**The request**
Leave out the pictures and repeat the rest of the material exactly.
===== Extracted entries =====
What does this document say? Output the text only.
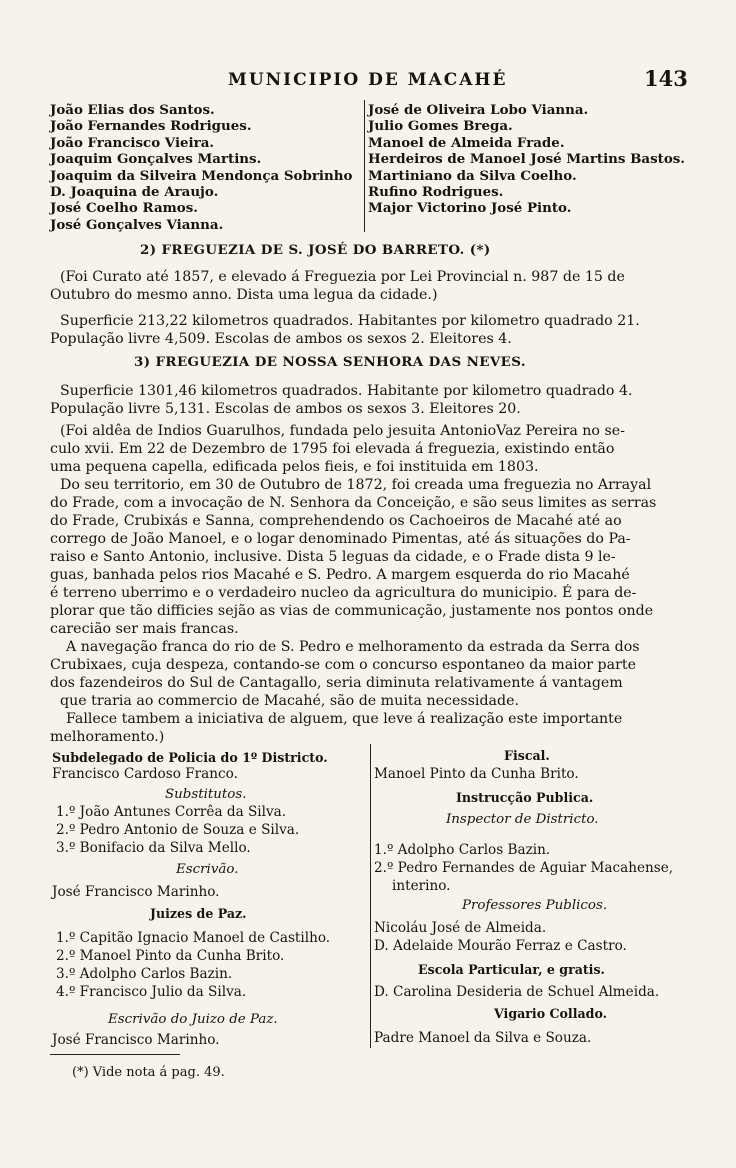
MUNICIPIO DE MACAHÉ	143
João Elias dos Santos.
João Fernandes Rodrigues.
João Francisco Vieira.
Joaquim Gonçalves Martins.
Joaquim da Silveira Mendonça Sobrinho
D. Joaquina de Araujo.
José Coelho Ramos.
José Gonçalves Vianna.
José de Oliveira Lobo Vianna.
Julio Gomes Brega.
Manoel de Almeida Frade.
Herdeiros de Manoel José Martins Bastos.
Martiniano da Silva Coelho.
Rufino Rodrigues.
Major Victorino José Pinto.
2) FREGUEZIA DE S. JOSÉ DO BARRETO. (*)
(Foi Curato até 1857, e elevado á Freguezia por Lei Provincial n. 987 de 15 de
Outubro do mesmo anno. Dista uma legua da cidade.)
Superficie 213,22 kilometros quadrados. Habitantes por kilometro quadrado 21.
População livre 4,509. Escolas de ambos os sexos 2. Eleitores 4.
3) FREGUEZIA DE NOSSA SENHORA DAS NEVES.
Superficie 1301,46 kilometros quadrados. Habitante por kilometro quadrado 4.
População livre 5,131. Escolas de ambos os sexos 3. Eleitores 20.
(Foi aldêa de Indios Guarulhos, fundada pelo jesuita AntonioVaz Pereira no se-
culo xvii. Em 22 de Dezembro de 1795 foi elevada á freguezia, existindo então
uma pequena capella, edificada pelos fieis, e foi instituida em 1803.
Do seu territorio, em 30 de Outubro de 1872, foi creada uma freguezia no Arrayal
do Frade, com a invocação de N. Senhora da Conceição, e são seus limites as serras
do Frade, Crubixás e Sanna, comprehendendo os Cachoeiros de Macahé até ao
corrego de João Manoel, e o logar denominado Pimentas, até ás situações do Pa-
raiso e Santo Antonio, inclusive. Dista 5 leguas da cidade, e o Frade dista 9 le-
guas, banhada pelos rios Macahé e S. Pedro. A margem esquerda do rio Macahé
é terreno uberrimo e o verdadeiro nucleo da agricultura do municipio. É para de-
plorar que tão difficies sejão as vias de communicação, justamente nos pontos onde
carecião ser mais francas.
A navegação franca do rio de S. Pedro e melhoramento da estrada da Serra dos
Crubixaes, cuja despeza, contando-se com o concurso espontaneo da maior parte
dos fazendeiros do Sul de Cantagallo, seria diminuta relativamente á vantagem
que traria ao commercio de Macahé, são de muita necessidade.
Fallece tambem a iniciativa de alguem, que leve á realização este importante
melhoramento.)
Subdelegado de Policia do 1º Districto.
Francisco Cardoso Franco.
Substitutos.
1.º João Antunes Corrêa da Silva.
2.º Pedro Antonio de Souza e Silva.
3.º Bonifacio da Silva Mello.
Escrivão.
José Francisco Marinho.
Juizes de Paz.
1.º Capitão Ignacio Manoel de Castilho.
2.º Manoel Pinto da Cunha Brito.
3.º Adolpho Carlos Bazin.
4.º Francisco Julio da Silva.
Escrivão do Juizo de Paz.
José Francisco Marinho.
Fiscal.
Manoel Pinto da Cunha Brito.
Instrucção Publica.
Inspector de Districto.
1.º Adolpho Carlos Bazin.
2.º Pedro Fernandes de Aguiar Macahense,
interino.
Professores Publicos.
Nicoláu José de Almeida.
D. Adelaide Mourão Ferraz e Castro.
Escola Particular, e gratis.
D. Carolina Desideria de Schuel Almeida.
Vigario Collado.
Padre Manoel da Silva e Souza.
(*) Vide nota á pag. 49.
=====
**Written reply**
What does this document say? Output the text only.
MUNICIPIO DE MACAHÉ	143
João Elias dos Santos.
João Fernandes Rodrigues.
João Francisco Vieira.
Joaquim Gonçalves Martins.
Joaquim da Silveira Mendonça Sobrinho
D. Joaquina de Araujo.
José Coelho Ramos.
José Gonçalves Vianna.
José de Oliveira Lobo Vianna.
Julio Gomes Brega.
Manoel de Almeida Frade.
Herdeiros de Manoel José Martins Bastos.
Martiniano da Silva Coelho.
Rufino Rodrigues.
Major Victorino José Pinto.
2) FREGUEZIA DE S. JOSÉ DO BARRETO. (*)
(Foi Curato até 1857, e elevado á Freguezia por Lei Provincial n. 987 de 15 de
Outubro do mesmo anno. Dista uma legua da cidade.)
Superficie 213,22 kilometros quadrados. Habitantes por kilometro quadrado 21.
População livre 4,509. Escolas de ambos os sexos 2. Eleitores 4.
3) FREGUEZIA DE NOSSA SENHORA DAS NEVES.
Superficie 1301,46 kilometros quadrados. Habitante por kilometro quadrado 4.
População livre 5,131. Escolas de ambos os sexos 3. Eleitores 20.
(Foi aldêa de Indios Guarulhos, fundada pelo jesuita AntonioVaz Pereira no se-
culo xvii. Em 22 de Dezembro de 1795 foi elevada á freguezia, existindo então
uma pequena capella, edificada pelos fieis, e foi instituida em 1803.
Do seu territorio, em 30 de Outubro de 1872, foi creada uma freguezia no Arrayal
do Frade, com a invocação de N. Senhora da Conceição, e são seus limites as serras
do Frade, Crubixás e Sanna, comprehendendo os Cachoeiros de Macahé até ao
corrego de João Manoel, e o logar denominado Pimentas, até ás situações do Pa-
raiso e Santo Antonio, inclusive. Dista 5 leguas da cidade, e o Frade dista 9 le-
guas, banhada pelos rios Macahé e S. Pedro. A margem esquerda do rio Macahé
é terreno uberrimo e o verdadeiro nucleo da agricultura do municipio. É para de-
plorar que tão difficies sejão as vias de communicação, justamente nos pontos onde
carecião ser mais francas.
A navegação franca do rio de S. Pedro e melhoramento da estrada da Serra dos
Crubixaes, cuja despeza, contando-se com o concurso espontaneo da maior parte
dos fazendeiros do Sul de Cantagallo, seria diminuta relativamente á vantagem
que traria ao commercio de Macahé, são de muita necessidade.
Fallece tambem a iniciativa de alguem, que leve á realização este importante
melhoramento.)
Subdelegado de Policia do 1º Districto.
Francisco Cardoso Franco.
Substitutos.
1.º João Antunes Corrêa da Silva.
2.º Pedro Antonio de Souza e Silva.
3.º Bonifacio da Silva Mello.
Escrivão.
José Francisco Marinho.
Juizes de Paz.
1.º Capitão Ignacio Manoel de Castilho.
2.º Manoel Pinto da Cunha Brito.
3.º Adolpho Carlos Bazin.
4.º Francisco Julio da Silva.
Escrivão do Juizo de Paz.
José Francisco Marinho.
Fiscal.
Manoel Pinto da Cunha Brito.
Instrucção Publica.
Inspector de Districto.
1.º Adolpho Carlos Bazin.
2.º Pedro Fernandes de Aguiar Macahense,
interino.
Professores Publicos.
Nicoláu José de Almeida.
D. Adelaide Mourão Ferraz e Castro.
Escola Particular, e gratis.
D. Carolina Desideria de Schuel Almeida.
Vigario Collado.
Padre Manoel da Silva e Souza.
(*) Vide nota á pag. 49.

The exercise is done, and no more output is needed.